#### Description of the task:
Only the number is wanted: how many lines in the data contain "about"?

-- Start Given data --

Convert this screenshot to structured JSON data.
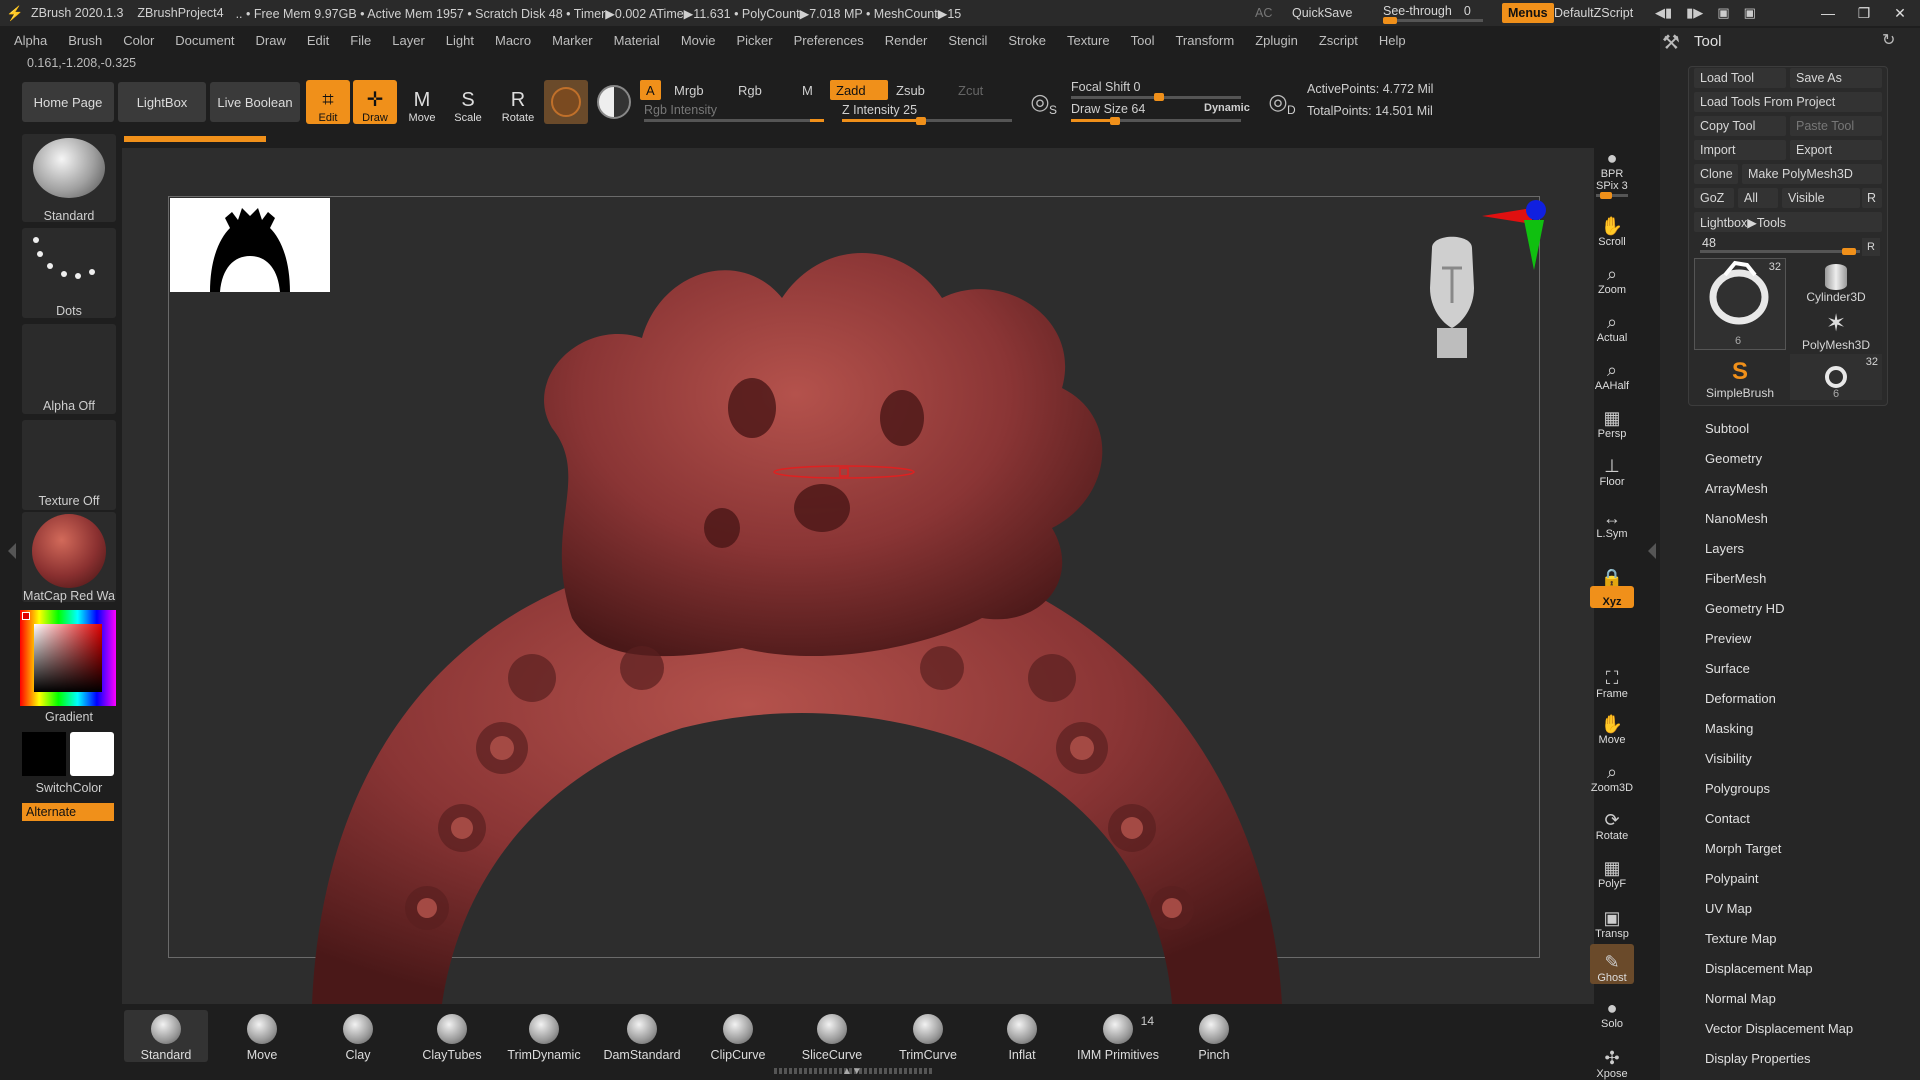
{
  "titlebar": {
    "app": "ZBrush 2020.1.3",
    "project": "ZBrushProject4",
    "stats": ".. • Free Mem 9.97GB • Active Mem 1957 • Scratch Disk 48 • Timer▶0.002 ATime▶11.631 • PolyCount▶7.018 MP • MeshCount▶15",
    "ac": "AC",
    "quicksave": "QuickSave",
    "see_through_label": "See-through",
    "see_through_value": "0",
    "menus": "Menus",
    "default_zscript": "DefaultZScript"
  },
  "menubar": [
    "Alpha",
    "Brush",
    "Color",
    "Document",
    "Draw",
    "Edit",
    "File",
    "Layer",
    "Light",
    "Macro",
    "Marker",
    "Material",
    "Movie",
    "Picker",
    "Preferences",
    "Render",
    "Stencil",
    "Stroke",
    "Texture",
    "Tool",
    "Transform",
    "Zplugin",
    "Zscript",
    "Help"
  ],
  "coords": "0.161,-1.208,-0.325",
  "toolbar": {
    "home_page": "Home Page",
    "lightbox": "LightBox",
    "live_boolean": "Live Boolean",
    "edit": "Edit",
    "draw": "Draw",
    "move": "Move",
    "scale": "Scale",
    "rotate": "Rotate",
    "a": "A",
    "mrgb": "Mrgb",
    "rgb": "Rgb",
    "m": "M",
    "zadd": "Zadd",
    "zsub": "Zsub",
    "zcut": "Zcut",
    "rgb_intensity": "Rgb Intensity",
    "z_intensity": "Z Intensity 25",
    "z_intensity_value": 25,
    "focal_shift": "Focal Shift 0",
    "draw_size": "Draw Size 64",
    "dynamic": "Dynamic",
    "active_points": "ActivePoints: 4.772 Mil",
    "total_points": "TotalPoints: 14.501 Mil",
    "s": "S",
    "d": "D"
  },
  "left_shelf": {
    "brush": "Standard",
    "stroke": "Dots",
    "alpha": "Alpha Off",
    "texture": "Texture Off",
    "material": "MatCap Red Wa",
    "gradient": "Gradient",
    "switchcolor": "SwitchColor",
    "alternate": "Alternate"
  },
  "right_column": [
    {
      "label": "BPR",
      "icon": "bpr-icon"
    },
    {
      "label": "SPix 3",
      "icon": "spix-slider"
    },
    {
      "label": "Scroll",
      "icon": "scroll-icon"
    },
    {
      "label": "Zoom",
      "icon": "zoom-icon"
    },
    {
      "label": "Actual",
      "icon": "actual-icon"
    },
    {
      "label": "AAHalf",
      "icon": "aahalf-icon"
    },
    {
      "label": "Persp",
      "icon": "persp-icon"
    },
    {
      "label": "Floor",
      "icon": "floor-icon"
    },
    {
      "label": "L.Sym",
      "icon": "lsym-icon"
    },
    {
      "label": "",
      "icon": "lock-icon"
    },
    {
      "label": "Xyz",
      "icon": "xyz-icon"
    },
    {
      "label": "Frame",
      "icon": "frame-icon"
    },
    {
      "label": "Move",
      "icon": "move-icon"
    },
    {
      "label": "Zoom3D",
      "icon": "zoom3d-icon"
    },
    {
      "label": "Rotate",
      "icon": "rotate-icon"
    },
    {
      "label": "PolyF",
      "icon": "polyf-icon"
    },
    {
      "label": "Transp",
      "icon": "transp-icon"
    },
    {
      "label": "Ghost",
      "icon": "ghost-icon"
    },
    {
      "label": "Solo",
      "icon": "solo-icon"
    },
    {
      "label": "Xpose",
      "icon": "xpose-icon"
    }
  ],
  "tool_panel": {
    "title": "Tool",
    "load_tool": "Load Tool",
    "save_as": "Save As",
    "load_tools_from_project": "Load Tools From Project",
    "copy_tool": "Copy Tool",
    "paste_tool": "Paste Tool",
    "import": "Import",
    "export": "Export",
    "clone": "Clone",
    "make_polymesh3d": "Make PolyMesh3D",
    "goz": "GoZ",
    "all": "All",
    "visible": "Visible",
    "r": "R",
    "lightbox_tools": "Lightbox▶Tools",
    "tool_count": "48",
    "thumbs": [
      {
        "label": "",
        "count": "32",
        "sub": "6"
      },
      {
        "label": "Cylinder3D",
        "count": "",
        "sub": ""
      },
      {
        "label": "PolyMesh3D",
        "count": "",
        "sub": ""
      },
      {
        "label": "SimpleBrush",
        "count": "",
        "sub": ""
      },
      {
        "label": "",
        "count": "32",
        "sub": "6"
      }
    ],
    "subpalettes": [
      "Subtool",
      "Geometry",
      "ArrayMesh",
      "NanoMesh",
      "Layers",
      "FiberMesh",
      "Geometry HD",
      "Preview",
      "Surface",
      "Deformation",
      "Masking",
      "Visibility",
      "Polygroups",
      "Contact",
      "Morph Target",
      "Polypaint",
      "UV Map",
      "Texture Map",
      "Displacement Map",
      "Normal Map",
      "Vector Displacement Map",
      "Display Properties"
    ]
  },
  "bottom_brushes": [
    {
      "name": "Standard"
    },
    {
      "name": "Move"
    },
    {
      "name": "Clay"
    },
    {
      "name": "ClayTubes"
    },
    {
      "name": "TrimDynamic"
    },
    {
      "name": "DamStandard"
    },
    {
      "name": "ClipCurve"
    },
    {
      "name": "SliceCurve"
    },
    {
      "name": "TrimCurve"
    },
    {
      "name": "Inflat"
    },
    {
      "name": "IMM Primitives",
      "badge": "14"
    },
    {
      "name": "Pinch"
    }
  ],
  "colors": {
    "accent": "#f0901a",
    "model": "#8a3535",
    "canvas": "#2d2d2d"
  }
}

-- End Given data --
-- Start Given data --

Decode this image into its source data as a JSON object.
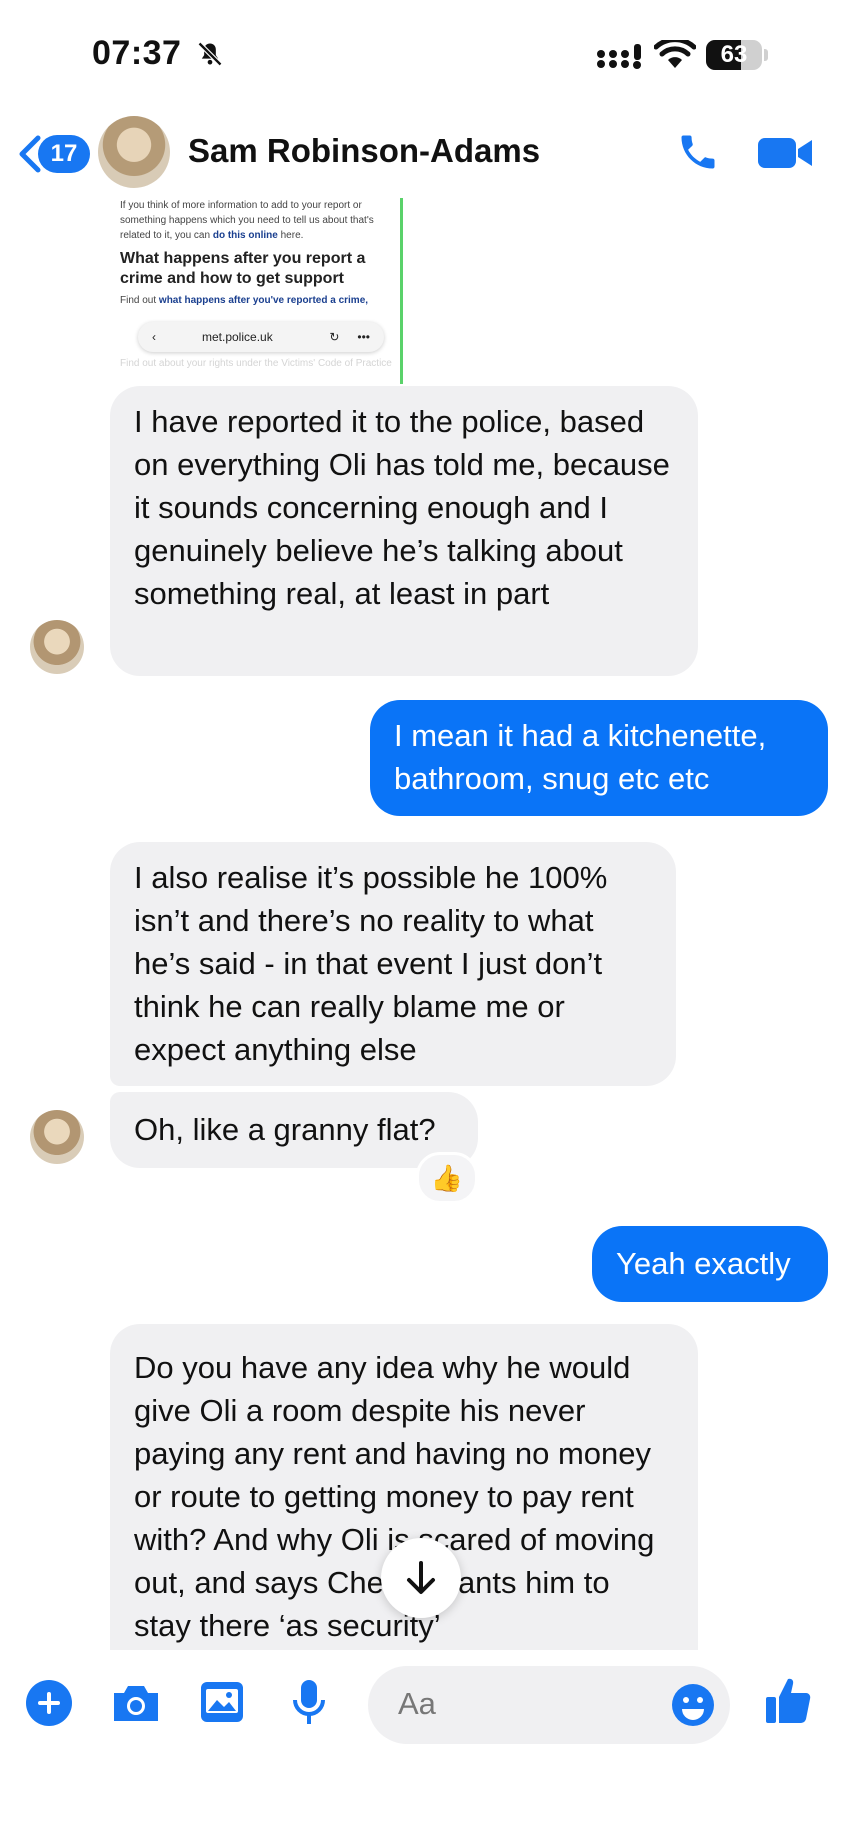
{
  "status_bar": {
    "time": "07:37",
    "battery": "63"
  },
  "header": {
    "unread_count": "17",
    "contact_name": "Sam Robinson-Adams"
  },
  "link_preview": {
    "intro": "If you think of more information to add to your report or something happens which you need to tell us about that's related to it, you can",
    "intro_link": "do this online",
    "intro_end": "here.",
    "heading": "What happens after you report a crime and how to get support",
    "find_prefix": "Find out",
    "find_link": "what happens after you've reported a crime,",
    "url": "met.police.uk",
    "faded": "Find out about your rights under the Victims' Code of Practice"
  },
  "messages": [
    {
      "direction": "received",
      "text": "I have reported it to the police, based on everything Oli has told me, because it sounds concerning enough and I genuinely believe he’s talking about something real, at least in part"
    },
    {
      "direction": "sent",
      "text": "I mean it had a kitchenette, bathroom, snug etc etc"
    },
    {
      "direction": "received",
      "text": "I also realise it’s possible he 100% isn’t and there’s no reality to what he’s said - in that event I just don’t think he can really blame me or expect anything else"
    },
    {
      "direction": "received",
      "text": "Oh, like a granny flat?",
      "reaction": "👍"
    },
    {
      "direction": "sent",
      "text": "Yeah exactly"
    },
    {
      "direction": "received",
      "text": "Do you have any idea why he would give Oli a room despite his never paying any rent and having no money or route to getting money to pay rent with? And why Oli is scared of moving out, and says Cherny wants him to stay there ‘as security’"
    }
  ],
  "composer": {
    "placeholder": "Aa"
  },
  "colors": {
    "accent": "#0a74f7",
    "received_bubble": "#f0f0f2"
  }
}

-- End Given data --
-- Start Given data --

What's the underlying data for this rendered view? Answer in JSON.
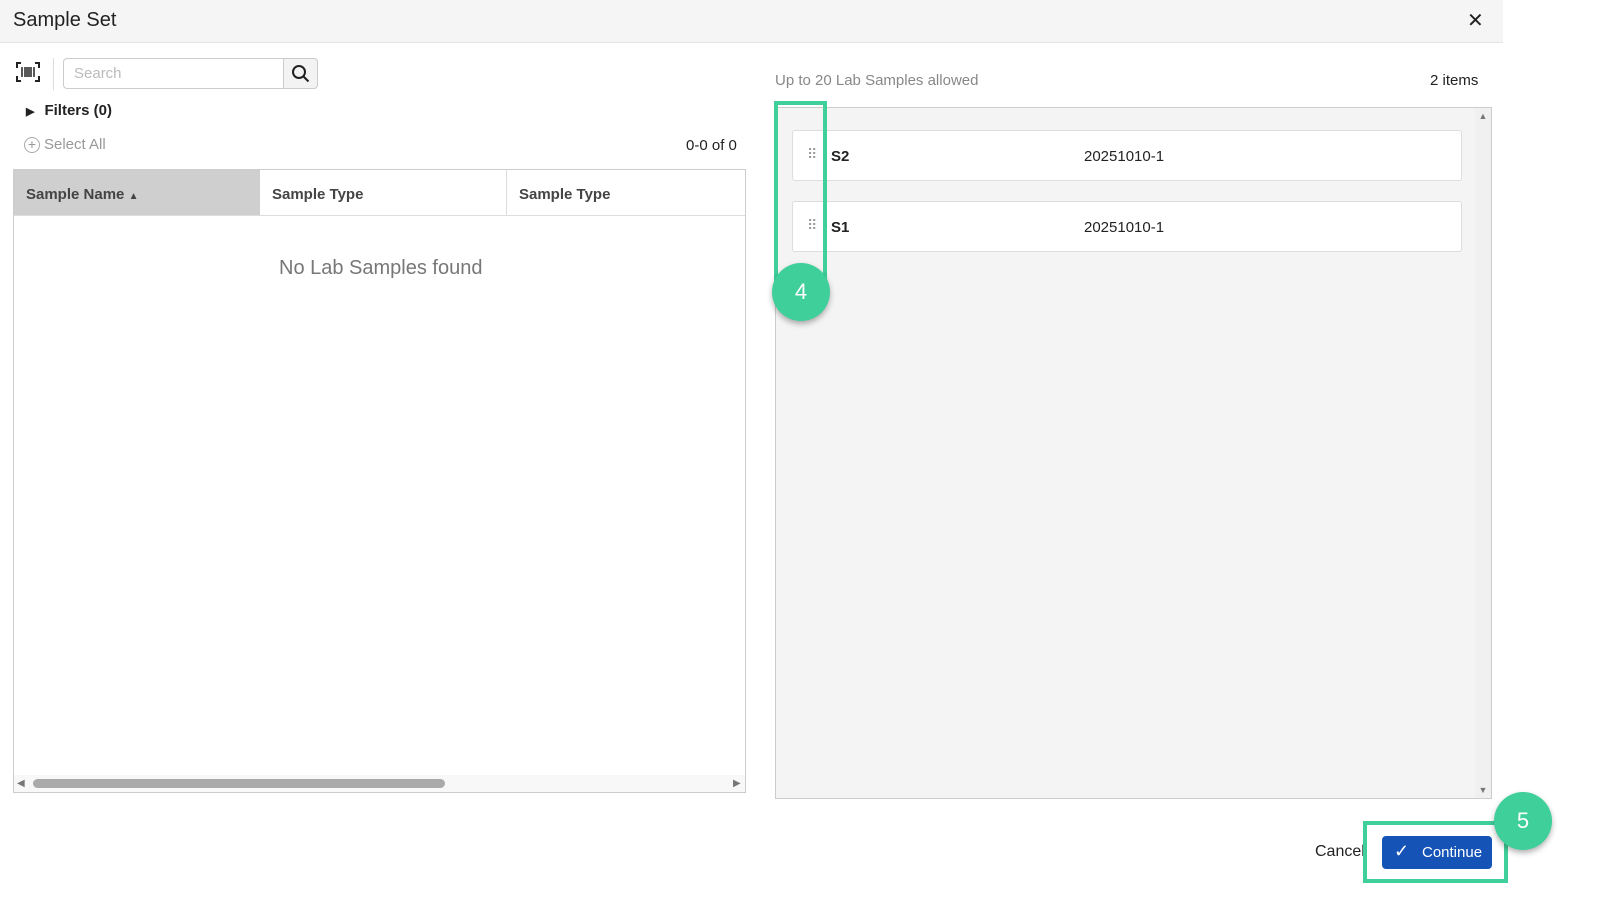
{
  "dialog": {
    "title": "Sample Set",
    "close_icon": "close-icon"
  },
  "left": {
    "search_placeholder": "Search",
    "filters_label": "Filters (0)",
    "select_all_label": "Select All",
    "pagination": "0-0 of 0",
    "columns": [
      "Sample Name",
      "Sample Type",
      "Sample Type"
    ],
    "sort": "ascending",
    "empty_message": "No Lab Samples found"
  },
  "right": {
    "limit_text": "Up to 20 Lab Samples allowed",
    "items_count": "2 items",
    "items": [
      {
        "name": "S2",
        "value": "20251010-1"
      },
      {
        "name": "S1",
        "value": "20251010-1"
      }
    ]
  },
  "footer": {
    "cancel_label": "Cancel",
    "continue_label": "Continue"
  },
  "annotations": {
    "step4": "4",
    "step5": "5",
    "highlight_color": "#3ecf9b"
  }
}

-- End Given data --

#### Output of the exercise:
3